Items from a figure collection
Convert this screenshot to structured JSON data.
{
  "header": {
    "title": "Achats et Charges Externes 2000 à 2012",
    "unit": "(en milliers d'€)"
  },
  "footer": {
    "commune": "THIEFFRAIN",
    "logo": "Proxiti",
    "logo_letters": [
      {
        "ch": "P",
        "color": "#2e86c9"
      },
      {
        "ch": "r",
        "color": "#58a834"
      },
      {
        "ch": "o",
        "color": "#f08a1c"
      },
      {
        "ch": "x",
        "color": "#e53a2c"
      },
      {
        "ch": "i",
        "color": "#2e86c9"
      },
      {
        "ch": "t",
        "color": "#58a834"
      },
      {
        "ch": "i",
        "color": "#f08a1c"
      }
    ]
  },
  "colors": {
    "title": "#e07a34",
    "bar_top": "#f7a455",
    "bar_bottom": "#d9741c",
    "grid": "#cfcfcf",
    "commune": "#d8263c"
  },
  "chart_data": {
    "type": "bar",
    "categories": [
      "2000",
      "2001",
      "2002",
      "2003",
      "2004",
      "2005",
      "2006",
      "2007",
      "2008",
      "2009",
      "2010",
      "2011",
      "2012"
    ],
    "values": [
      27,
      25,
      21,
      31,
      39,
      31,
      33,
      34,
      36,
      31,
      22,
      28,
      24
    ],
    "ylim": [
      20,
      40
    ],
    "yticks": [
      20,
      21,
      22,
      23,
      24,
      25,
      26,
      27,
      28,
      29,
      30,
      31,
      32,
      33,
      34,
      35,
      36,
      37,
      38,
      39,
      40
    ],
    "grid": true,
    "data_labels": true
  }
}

Task requirements
Copy out each line exactly as written.

Answer to the problem
Convert this screenshot to structured JSON data.
{
  "header": {
    "title": "Achats et Charges Externes 2000 à 2012",
    "unit": "(en milliers d'€)"
  },
  "footer": {
    "commune": "THIEFFRAIN",
    "logo": "Proxiti",
    "logo_letters": [
      {
        "ch": "P",
        "color": "#2e86c9"
      },
      {
        "ch": "r",
        "color": "#58a834"
      },
      {
        "ch": "o",
        "color": "#f08a1c"
      },
      {
        "ch": "x",
        "color": "#e53a2c"
      },
      {
        "ch": "i",
        "color": "#2e86c9"
      },
      {
        "ch": "t",
        "color": "#58a834"
      },
      {
        "ch": "i",
        "color": "#f08a1c"
      }
    ]
  },
  "colors": {
    "title": "#e07a34",
    "bar_top": "#f7a455",
    "bar_bottom": "#d9741c",
    "grid": "#cfcfcf",
    "commune": "#d8263c"
  },
  "chart_data": {
    "type": "bar",
    "categories": [
      "2000",
      "2001",
      "2002",
      "2003",
      "2004",
      "2005",
      "2006",
      "2007",
      "2008",
      "2009",
      "2010",
      "2011",
      "2012"
    ],
    "values": [
      27,
      25,
      21,
      31,
      39,
      31,
      33,
      34,
      36,
      31,
      22,
      28,
      24
    ],
    "ylim": [
      20,
      40
    ],
    "yticks": [
      20,
      21,
      22,
      23,
      24,
      25,
      26,
      27,
      28,
      29,
      30,
      31,
      32,
      33,
      34,
      35,
      36,
      37,
      38,
      39,
      40
    ],
    "grid": true,
    "data_labels": true
  }
}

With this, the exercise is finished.